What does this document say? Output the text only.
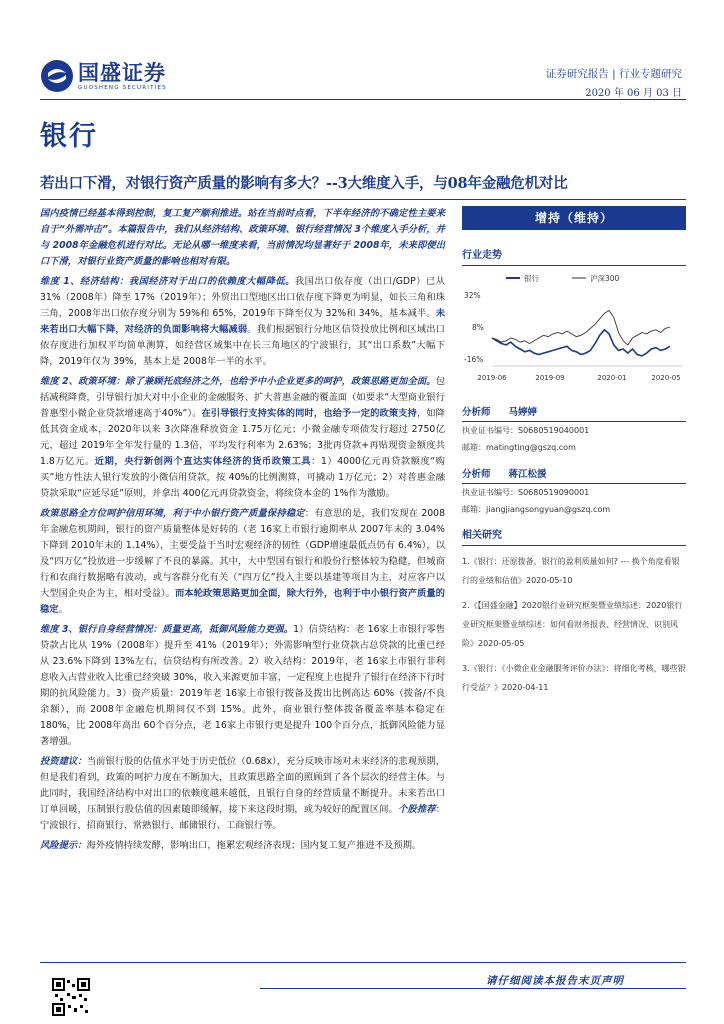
国盛证券
GUOSHENG SECURITIES
证券研究报告 | 行业专题研究
2020 年 06 月 03 日
银行
若出口下滑，对银行资产质量的影响有多大？--3大维度入手，与08年金融危机对比

国内疫情已经基本得到控制，复工复产顺利推进。站在当前时点看，下半年经济的不确定性主要来自于“外需冲击”。本篇报告中，我们从经济结构、政策环境、银行经营情况 3个维度入手分析，并与 2008年金融危机进行对比。无论从哪一维度来看，当前情况均显著好于 2008年，未来即便出口下滑，对银行业资产质量的影响也相对有限。

维度 1、经济结构：我国经济对于出口的依赖度大幅降低。我国出口依存度（出口/GDP）已从 31%（2008年）降至 17%（2019年）；外贸出口型地区出口依存度下降更为明显，如长三角和珠三角，2008年出口依存度分别为 59%和 65%，2019年下降至仅为 32%和 34%，基本减半。未来若出口大幅下降，对经济的负面影响将大幅减弱。我们根据银行分地区信贷投放比例和区域出口依存度进行加权平均简单测算，如经营区域集中在长三角地区的宁波银行，其“出口系数”大幅下降，2019年仅为 39%，基本上是 2008年一半的水平。

维度 2、政策环境：除了兼顾托底经济之外，也给予中小企业更多的呵护，政策思路更加全面。包括减税降费，引导银行加大对中小企业的金融服务、扩大普惠金融的覆盖面（如要求“大型商业银行普惠型小微企业贷款增速高于40%”）。在引导银行支持实体的同时，也给予一定的政策支持，如降低其资金成本，2020年以来 3次降准释放资金 1.75万亿元；小微金融专项债发行超过 2750亿元，超过 2019年全年发行量的 1.3倍，平均发行利率为 2.63%；3批再贷款+再贴现资金额度共 1.8万亿元。近期，央行新创两个直达实体经济的货币政策工具：1）4000亿元再贷款额度“购买”地方性法人银行发放的小微信用贷款，按 40%的比例测算，可撬动 1万亿元；2）对普惠金融贷款采取“应延尽延”原则，并拿出 400亿元再贷款资金，将续贷本金的 1%作为激励。

政策思路全方位呵护信用环境，利于中小银行资产质量保持稳定：有意思的是，我们发现在 2008年金融危机期间，银行的资产质量整体是好转的（老 16家上市银行逾期率从 2007年末的 3.04%下降到 2010年末的 1.14%），主要受益于当时宏观经济的韧性（GDP增速最低点仍有 6.4%），以及“四万亿”投放进一步缓解了不良的暴露。其中，大中型国有银行和股份行整体较为稳健，但城商行和农商行数据略有波动，或与客群分化有关（“四万亿”投入主要以基建等项目为主，对应客户以大型国企央企为主，相对受益）。而本轮政策思路更加全面，除大行外，也利于中小银行资产质量的稳定。

维度 3、银行自身经营情况：质量更高，抵御风险能力更强。1）信贷结构：老 16家上市银行零售贷款占比从 19%（2008年）提升至 41%（2019年）；外需影响型行业贷款占总贷款的比重已经从 23.6%下降到 13%左右，信贷结构有所改善。2）收入结构：2019年，老 16家上市银行非利息收入占营业收入比重已经突破 30%，收入来源更加丰富，一定程度上也提升了银行在经济下行时期的抗风险能力。3）资产质量：2019年老 16家上市银行拨备及拨出比例高达 60%（拨备/不良余额），而 2008年金融危机期间仅不到 15%。此外，商业银行整体拨备覆盖率基本稳定在 180%，比 2008年高出 60个百分点，老 16家上市银行更是提升 100个百分点，抵御风险能力显著增强。

投资建议：当前银行股的估值水平处于历史低位（0.68x），充分反映市场对未来经济的悲观预期，但是我们看到，政策的呵护力度在不断加大，且政策思路全面的照顾到了各个层次的经营主体。与此同时，我国经济结构中对出口的依赖度越来越低，且银行自身的经营质量不断提升。未来若出口订单回暖，压制银行股估值的因素随即缓解，接下来这段时期，或为较好的配置区间。个股推荐：宁波银行、招商银行、常熟银行、邮储银行、工商银行等。

风险提示：海外疫情持续发酵，影响出口，拖累宏观经济表现；国内复工复产推进不及预期。

增持（维持）
行业走势
银行	沪深300
32%
8%
-16%
2019-06	2019-09	2020-01	2020-05
分析师 马婷婷
执业证书编号：S0680519040001
邮箱：matingting@gszq.com
分析师 蒋江松援
执业证书编号：S0680519090001
邮箱：jiangjiangsongyuan@gszq.com
相关研究
1.《银行：还原拨备，银行的盈利质量如何? --- 换个角度看银行的业绩和估值》2020-05-10
2.《【国盛金融】2020银行业研究框架暨业绩综述：2020银行业研究框架暨业绩综述：如何看财务报表、经营情况、识别风险》2020-05-05
3.《银行：《小微企业金融服务评价办法》：将细化考核，哪些银行受益？》2020-04-11
请仔细阅读本报告末页声明
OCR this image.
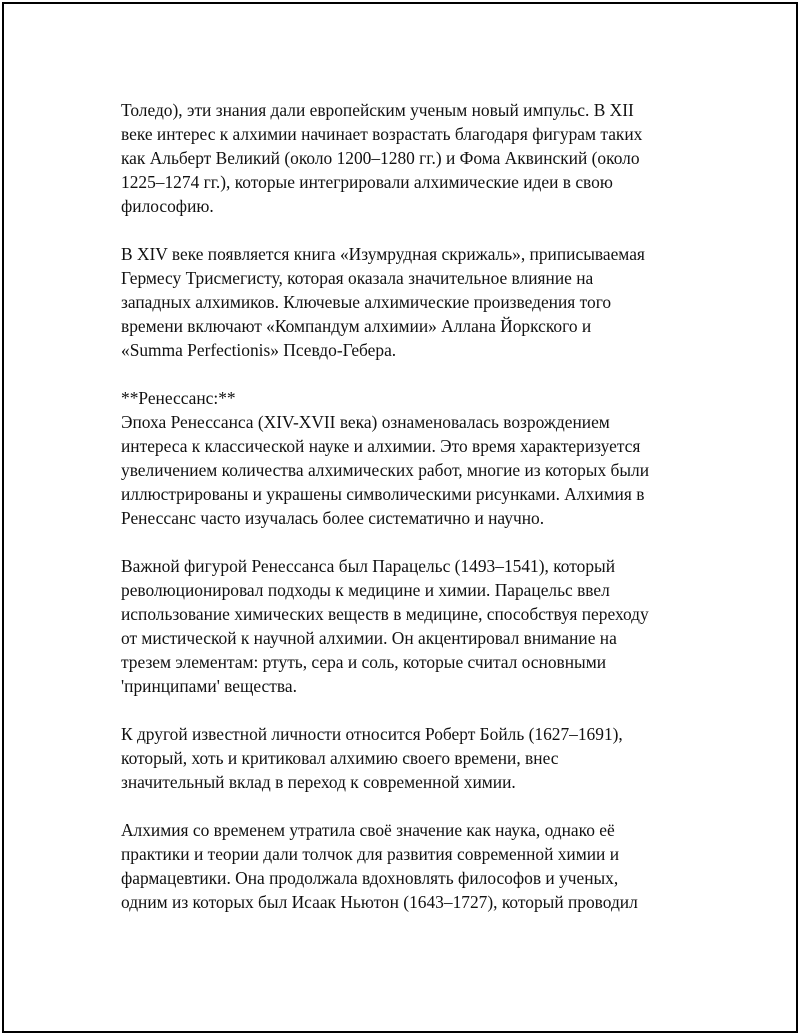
Толедо), эти знания дали европейским ученым новый импульс. В XII
веке интерес к алхимии начинает возрастать благодаря фигурам таких
как Альберт Великий (около 1200–1280 гг.) и Фома Аквинский (около
1225–1274 гг.), которые интегрировали алхимические идеи в свою
философию.

В XIV веке появляется книга «Изумрудная скрижаль», приписываемая
Гермесу Трисмегисту, которая оказала значительное влияние на
западных алхимиков. Ключевые алхимические произведения того
времени включают «Компандум алхимии» Аллана Йоркского и
«Summa Perfectionis» Псевдо-Гебера.

**Ренессанс:**
Эпоха Ренессанса (XIV-XVII века) ознаменовалась возрождением
интереса к классической науке и алхимии. Это время характеризуется
увеличением количества алхимических работ, многие из которых были
иллюстрированы и украшены символическими рисунками. Алхимия в
Ренессанс часто изучалась более систематично и научно.

Важной фигурой Ренессанса был Парацельс (1493–1541), который
революционировал подходы к медицине и химии. Парацельс ввел
использование химических веществ в медицине, способствуя переходу
от мистической к научной алхимии. Он акцентировал внимание на
трезем элементам: ртуть, сера и соль, которые считал основными
'принципами' вещества.

К другой известной личности относится Роберт Бойль (1627–1691),
который, хоть и критиковал алхимию своего времени, внес
значительный вклад в переход к современной химии.

Алхимия со временем утратила своё значение как наука, однако её
практики и теории дали толчок для развития современной химии и
фармацевтики. Она продолжала вдохновлять философов и ученых,
одним из которых был Исаак Ньютон (1643–1727), который проводил
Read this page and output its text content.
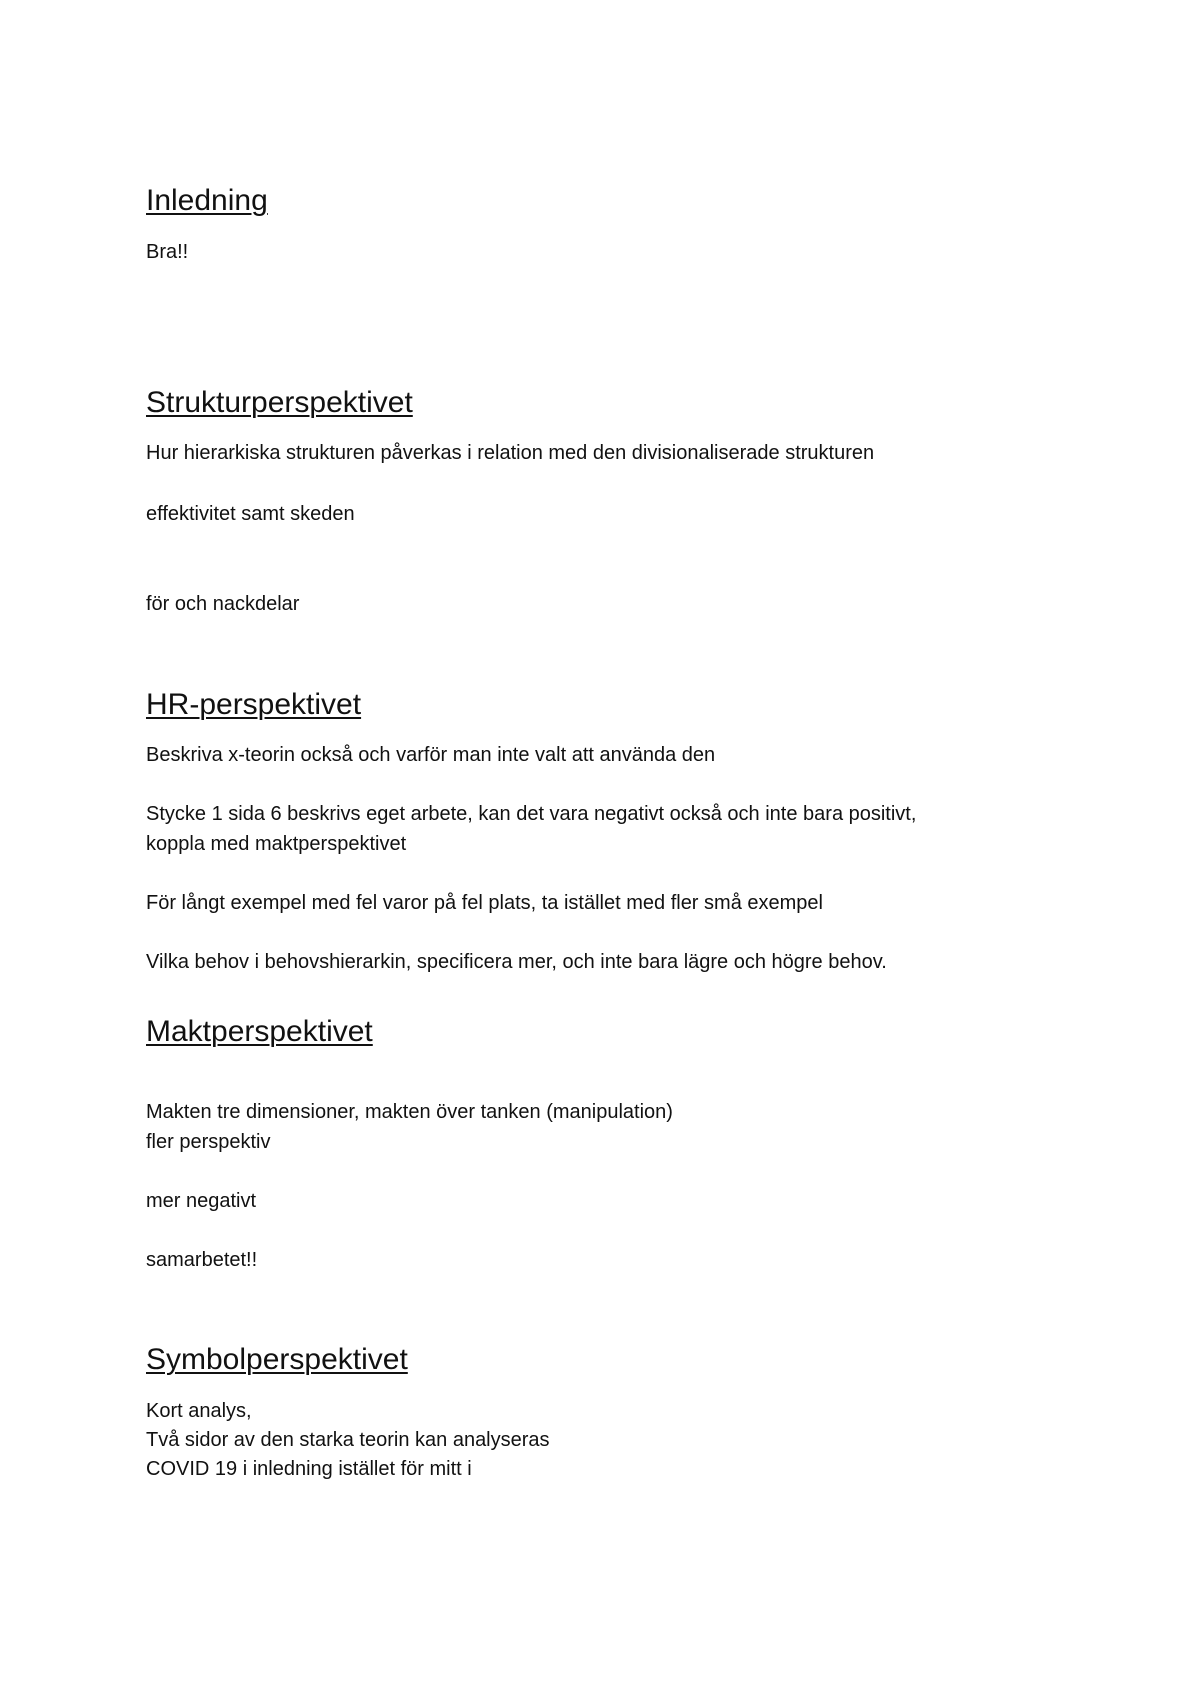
Inledning

Bra!!

Strukturperspektivet

Hur hierarkiska strukturen påverkas i relation med den divisionaliserade strukturen

effektivitet samt skeden

för och nackdelar

HR-perspektivet

Beskriva x-teorin också och varför man inte valt att använda den

Stycke 1 sida 6 beskrivs eget arbete, kan det vara negativt också och inte bara positivt,

koppla med maktperspektivet

För långt exempel med fel varor på fel plats, ta istället med fler små exempel

Vilka behov i behovshierarkin, specificera mer, och inte bara lägre och högre behov.

Maktperspektivet

Makten tre dimensioner, makten över tanken (manipulation)

fler perspektiv

mer negativt

samarbetet!!

Symbolperspektivet

Kort analys,

Två sidor av den starka teorin kan analyseras

COVID 19 i inledning istället för mitt i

-- WHAT IS EXPECTED --
Pictures in the records above are left out; print everything else exactly as written.

-- FINISHED TASK --
What does this document say? Output the text only.
国盛证券
GUOSHENG SECURITIES
证券研究报告 | 行业专题研究
2020 年 06 月 03 日
银行
若出口下滑，对银行资产质量的影响有多大？--3大维度入手，与08年金融危机对比

国内疫情已经基本得到控制，复工复产顺利推进。站在当前时点看，下半年经济的不确定性主要来自于“外需冲击”。本篇报告中，我们从经济结构、政策环境、银行经营情况 3个维度入手分析，并与 2008年金融危机进行对比。无论从哪一维度来看，当前情况均显著好于 2008年，未来即便出口下滑，对银行业资产质量的影响也相对有限。

维度 1、经济结构：我国经济对于出口的依赖度大幅降低。我国出口依存度（出口/GDP）已从 31%（2008年）降至 17%（2019年）；外贸出口型地区出口依存度下降更为明显，如长三角和珠三角，2008年出口依存度分别为 59%和 65%，2019年下降至仅为 32%和 34%，基本减半。未来若出口大幅下降，对经济的负面影响将大幅减弱。我们根据银行分地区信贷投放比例和区域出口依存度进行加权平均简单测算，如经营区域集中在长三角地区的宁波银行，其“出口系数”大幅下降，2019年仅为 39%，基本上是 2008年一半的水平。

维度 2、政策环境：除了兼顾托底经济之外，也给予中小企业更多的呵护，政策思路更加全面。包括减税降费，引导银行加大对中小企业的金融服务、扩大普惠金融的覆盖面（如要求“大型商业银行普惠型小微企业贷款增速高于40%”）。在引导银行支持实体的同时，也给予一定的政策支持，如降低其资金成本，2020年以来 3次降准释放资金 1.75万亿元；小微金融专项债发行超过 2750亿元，超过 2019年全年发行量的 1.3倍，平均发行利率为 2.63%；3批再贷款+再贴现资金额度共 1.8万亿元。近期，央行新创两个直达实体经济的货币政策工具：1）4000亿元再贷款额度“购买”地方性法人银行发放的小微信用贷款，按 40%的比例测算，可撬动 1万亿元；2）对普惠金融贷款采取“应延尽延”原则，并拿出 400亿元再贷款资金，将续贷本金的 1%作为激励。

政策思路全方位呵护信用环境，利于中小银行资产质量保持稳定：有意思的是，我们发现在 2008年金融危机期间，银行的资产质量整体是好转的（老 16家上市银行逾期率从 2007年末的 3.04%下降到 2010年末的 1.14%），主要受益于当时宏观经济的韧性（GDP增速最低点仍有 6.4%），以及“四万亿”投放进一步缓解了不良的暴露。其中，大中型国有银行和股份行整体较为稳健，但城商行和农商行数据略有波动，或与客群分化有关（“四万亿”投入主要以基建等项目为主，对应客户以大型国企央企为主，相对受益）。而本轮政策思路更加全面，除大行外，也利于中小银行资产质量的稳定。

维度 3、银行自身经营情况：质量更高，抵御风险能力更强。1）信贷结构：老 16家上市银行零售贷款占比从 19%（2008年）提升至 41%（2019年）；外需影响型行业贷款占总贷款的比重已经从 23.6%下降到 13%左右，信贷结构有所改善。2）收入结构：2019年，老 16家上市银行非利息收入占营业收入比重已经突破 30%，收入来源更加丰富，一定程度上也提升了银行在经济下行时期的抗风险能力。3）资产质量：2019年老 16家上市银行拨备及拨出比例高达 60%（拨备/不良余额），而 2008年金融危机期间仅不到 15%。此外，商业银行整体拨备覆盖率基本稳定在 180%，比 2008年高出 60个百分点，老 16家上市银行更是提升 100个百分点，抵御风险能力显著增强。

投资建议：当前银行股的估值水平处于历史低位（0.68x），充分反映市场对未来经济的悲观预期，但是我们看到，政策的呵护力度在不断加大，且政策思路全面的照顾到了各个层次的经营主体。与此同时，我国经济结构中对出口的依赖度越来越低，且银行自身的经营质量不断提升。未来若出口订单回暖，压制银行股估值的因素随即缓解，接下来这段时期，或为较好的配置区间。个股推荐：宁波银行、招商银行、常熟银行、邮储银行、工商银行等。

风险提示：海外疫情持续发酵，影响出口，拖累宏观经济表现；国内复工复产推进不及预期。

增持（维持）
行业走势
银行	沪深300
32%
8%
-16%
2019-06	2019-09	2020-01	2020-05
分析师 马婷婷
执业证书编号：S0680519040001
邮箱：matingting@gszq.com
分析师 蒋江松援
执业证书编号：S0680519090001
邮箱：jiangjiangsongyuan@gszq.com
相关研究
1.《银行：还原拨备，银行的盈利质量如何? --- 换个角度看银行的业绩和估值》2020-05-10
2.《【国盛金融】2020银行业研究框架暨业绩综述：2020银行业研究框架暨业绩综述：如何看财务报表、经营情况、识别风险》2020-05-05
3.《银行：《小微企业金融服务评价办法》：将细化考核，哪些银行受益？》2020-04-11
请仔细阅读本报告末页声明
OCR this image.
Толедо), эти знания дали европейским ученым новый импульс. В XII
веке интерес к алхимии начинает возрастать благодаря фигурам таких
как Альберт Великий (около 1200–1280 гг.) и Фома Аквинский (около
1225–1274 гг.), которые интегрировали алхимические идеи в свою
философию.

В XIV веке появляется книга «Изумрудная скрижаль», приписываемая
Гермесу Трисмегисту, которая оказала значительное влияние на
западных алхимиков. Ключевые алхимические произведения того
времени включают «Компандум алхимии» Аллана Йоркского и
«Summa Perfectionis» Псевдо-Гебера.

**Ренессанс:**
Эпоха Ренессанса (XIV-XVII века) ознаменовалась возрождением
интереса к классической науке и алхимии. Это время характеризуется
увеличением количества алхимических работ, многие из которых были
иллюстрированы и украшены символическими рисунками. Алхимия в
Ренессанс часто изучалась более систематично и научно.

Важной фигурой Ренессанса был Парацельс (1493–1541), который
революционировал подходы к медицине и химии. Парацельс ввел
использование химических веществ в медицине, способствуя переходу
от мистической к научной алхимии. Он акцентировал внимание на
трезем элементам: ртуть, сера и соль, которые считал основными
'принципами' вещества.

К другой известной личности относится Роберт Бойль (1627–1691),
который, хоть и критиковал алхимию своего времени, внес
значительный вклад в переход к современной химии.

Алхимия со временем утратила своё значение как наука, однако её
практики и теории дали толчок для развития современной химии и
фармацевтики. Она продолжала вдохновлять философов и ученых,
одним из которых был Исаак Ньютон (1643–1727), который проводил
Read this page and output its text content.
Inledning

Bra!!

Strukturperspektivet

Hur hierarkiska strukturen påverkas i relation med den divisionaliserade strukturen

effektivitet samt skeden

för och nackdelar

HR-perspektivet

Beskriva x-teorin också och varför man inte valt att använda den

Stycke 1 sida 6 beskrivs eget arbete, kan det vara negativt också och inte bara positivt,

koppla med maktperspektivet

För långt exempel med fel varor på fel plats, ta istället med fler små exempel

Vilka behov i behovshierarkin, specificera mer, och inte bara lägre och högre behov.

Maktperspektivet

Makten tre dimensioner, makten över tanken (manipulation)

fler perspektiv

mer negativt

samarbetet!!

Symbolperspektivet

Kort analys,

Två sidor av den starka teorin kan analyseras

COVID 19 i inledning istället för mitt i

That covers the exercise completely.